◆ DATA FOR THIS EXERCISE:

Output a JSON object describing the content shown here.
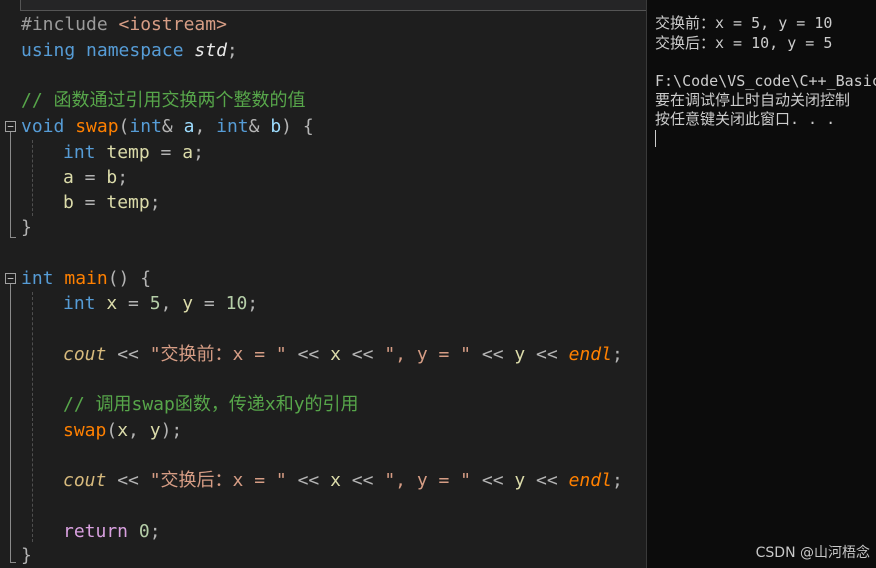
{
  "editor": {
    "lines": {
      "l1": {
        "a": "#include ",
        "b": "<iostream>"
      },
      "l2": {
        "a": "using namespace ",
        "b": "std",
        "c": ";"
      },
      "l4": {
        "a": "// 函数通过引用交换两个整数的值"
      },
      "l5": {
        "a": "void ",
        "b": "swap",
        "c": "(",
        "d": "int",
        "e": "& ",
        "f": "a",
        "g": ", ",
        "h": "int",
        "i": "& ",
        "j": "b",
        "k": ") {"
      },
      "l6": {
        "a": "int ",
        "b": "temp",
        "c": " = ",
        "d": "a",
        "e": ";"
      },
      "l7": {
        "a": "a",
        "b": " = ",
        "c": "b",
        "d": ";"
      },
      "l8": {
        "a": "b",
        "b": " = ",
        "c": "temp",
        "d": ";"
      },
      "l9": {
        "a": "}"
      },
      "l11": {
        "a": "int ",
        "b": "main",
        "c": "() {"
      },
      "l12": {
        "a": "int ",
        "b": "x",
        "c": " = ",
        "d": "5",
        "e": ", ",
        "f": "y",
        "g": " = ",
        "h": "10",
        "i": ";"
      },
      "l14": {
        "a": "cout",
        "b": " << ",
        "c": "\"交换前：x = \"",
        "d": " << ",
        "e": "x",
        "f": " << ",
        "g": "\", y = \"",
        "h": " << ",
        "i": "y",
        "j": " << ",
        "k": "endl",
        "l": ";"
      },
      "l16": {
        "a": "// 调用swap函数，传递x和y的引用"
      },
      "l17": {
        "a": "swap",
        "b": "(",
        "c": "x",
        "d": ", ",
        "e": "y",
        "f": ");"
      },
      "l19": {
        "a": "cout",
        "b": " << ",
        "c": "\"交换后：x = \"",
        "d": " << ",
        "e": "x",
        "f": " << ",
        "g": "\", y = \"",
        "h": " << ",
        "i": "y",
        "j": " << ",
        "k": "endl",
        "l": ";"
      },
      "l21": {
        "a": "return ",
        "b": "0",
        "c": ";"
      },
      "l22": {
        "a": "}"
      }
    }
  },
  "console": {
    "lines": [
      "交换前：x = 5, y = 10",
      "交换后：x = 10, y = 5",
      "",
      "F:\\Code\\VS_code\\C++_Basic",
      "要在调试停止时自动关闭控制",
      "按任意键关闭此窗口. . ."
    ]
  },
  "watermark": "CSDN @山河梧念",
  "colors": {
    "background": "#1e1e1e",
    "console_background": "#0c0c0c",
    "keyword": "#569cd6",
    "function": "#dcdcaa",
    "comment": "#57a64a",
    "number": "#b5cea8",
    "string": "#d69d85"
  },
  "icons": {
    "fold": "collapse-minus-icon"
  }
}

* * *

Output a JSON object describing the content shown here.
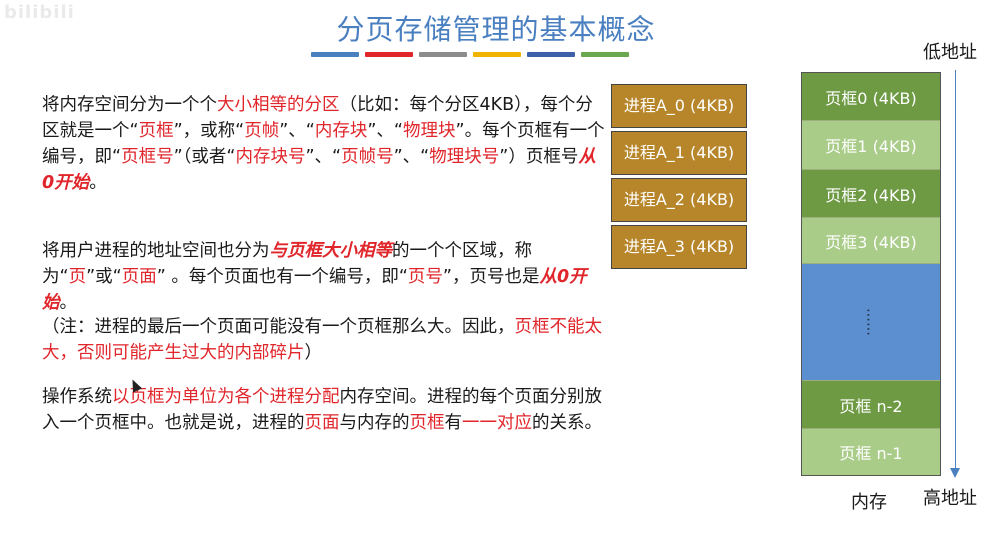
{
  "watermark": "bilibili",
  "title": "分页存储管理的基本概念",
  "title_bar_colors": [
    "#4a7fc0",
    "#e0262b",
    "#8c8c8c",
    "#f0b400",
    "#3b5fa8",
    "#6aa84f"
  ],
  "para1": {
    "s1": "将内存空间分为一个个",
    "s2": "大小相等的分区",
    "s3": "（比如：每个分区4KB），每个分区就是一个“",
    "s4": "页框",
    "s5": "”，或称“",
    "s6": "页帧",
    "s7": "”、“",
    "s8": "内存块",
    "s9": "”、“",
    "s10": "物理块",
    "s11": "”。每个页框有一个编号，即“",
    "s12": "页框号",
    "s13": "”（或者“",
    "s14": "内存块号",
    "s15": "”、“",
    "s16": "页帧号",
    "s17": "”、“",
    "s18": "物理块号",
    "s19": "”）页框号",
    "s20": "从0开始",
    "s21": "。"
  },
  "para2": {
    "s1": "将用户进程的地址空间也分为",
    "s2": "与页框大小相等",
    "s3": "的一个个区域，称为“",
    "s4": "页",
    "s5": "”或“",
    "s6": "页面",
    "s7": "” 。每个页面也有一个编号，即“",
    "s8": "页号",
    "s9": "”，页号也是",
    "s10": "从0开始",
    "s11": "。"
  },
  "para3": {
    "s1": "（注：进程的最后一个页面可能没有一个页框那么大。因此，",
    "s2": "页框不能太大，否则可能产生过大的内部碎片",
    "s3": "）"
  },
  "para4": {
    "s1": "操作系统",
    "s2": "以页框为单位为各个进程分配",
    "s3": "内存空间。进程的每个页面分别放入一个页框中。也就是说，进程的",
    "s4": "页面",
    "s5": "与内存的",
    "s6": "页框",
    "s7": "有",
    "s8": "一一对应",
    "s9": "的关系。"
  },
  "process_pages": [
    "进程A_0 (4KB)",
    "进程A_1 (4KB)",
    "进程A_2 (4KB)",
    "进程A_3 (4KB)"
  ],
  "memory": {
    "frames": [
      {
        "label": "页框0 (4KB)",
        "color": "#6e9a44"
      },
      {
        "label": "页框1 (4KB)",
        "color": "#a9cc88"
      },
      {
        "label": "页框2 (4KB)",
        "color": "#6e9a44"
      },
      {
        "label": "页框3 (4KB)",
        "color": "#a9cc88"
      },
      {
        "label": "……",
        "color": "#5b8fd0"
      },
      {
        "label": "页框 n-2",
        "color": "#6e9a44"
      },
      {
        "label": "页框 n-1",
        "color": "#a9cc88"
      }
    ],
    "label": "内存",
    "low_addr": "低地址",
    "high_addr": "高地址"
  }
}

◆ GOAL: Tally the lines holding the string "watermark" and give only the count.

◆ EXERCISE ANSWER: 2